** BEGIN **

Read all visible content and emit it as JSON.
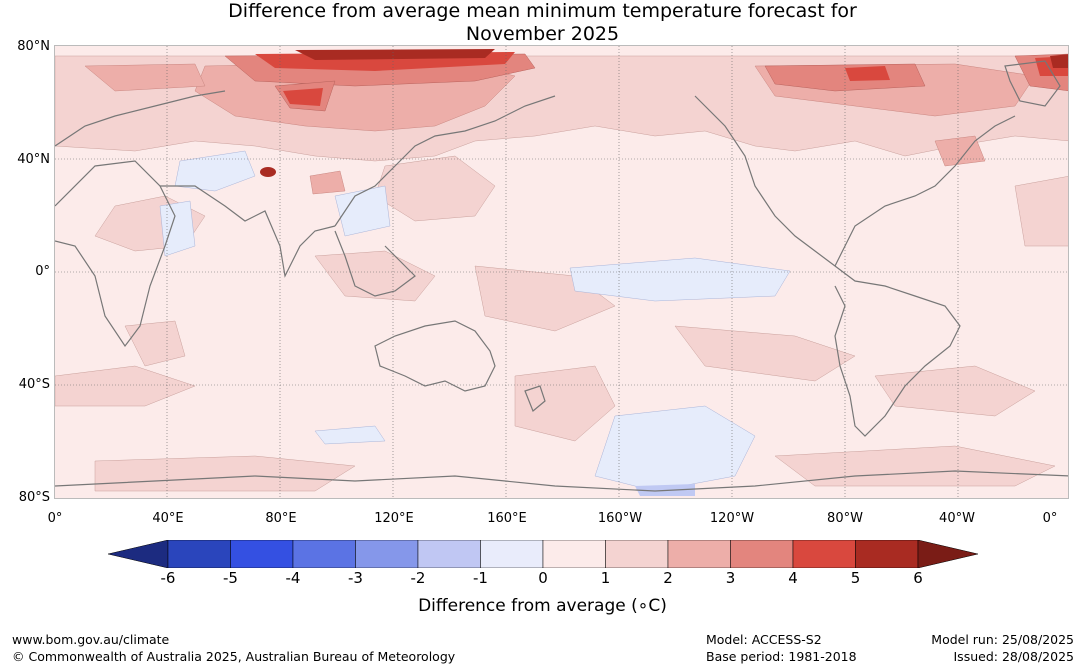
{
  "header": {
    "title_line1": "Difference from average mean minimum temperature forecast for",
    "title_line2": "November 2025"
  },
  "map": {
    "lat_labels": [
      "80°N",
      "40°N",
      "0°",
      "40°S",
      "80°S"
    ],
    "lon_labels": [
      "0°",
      "40°E",
      "80°E",
      "120°E",
      "160°E",
      "160°W",
      "120°W",
      "80°W",
      "40°W",
      "0°"
    ],
    "colors": {
      "ocean_base": "#fcebea",
      "warm1": "#f4d3d1",
      "warm2": "#edaea9",
      "warm3": "#e3857e",
      "warm4": "#d9483e",
      "warm5": "#a92b22",
      "warm6": "#7a1c16",
      "cool1": "#e6ecfb",
      "cool2": "#c0c9f3",
      "coastline": "#777777"
    }
  },
  "legend": {
    "label": "Difference from average (∘C)",
    "ticks": [
      "-6",
      "-5",
      "-4",
      "-3",
      "-2",
      "-1",
      "0",
      "1",
      "2",
      "3",
      "4",
      "5",
      "6"
    ],
    "colors": [
      "#1c2b80",
      "#2a45bc",
      "#3450e2",
      "#5b73e4",
      "#8597ea",
      "#c0c7f3",
      "#e9ecfb",
      "#fcebea",
      "#f4d3d1",
      "#edaea9",
      "#e3857e",
      "#d9483e",
      "#a92b22",
      "#7a1c16"
    ]
  },
  "footer": {
    "site": "www.bom.gov.au/climate",
    "copyright": "© Commonwealth of Australia 2025, Australian Bureau of Meteorology",
    "model": "Model: ACCESS-S2",
    "base_period": "Base period: 1981-2018",
    "model_run": "Model run: 25/08/2025",
    "issued": "Issued: 28/08/2025"
  }
}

** END **

▶ _DIRECTIONS FOR THIS TASK_: Check each line of the listing above for the string "average", then report only how many lines have it.

▶ _CORRECT RESULT_: 2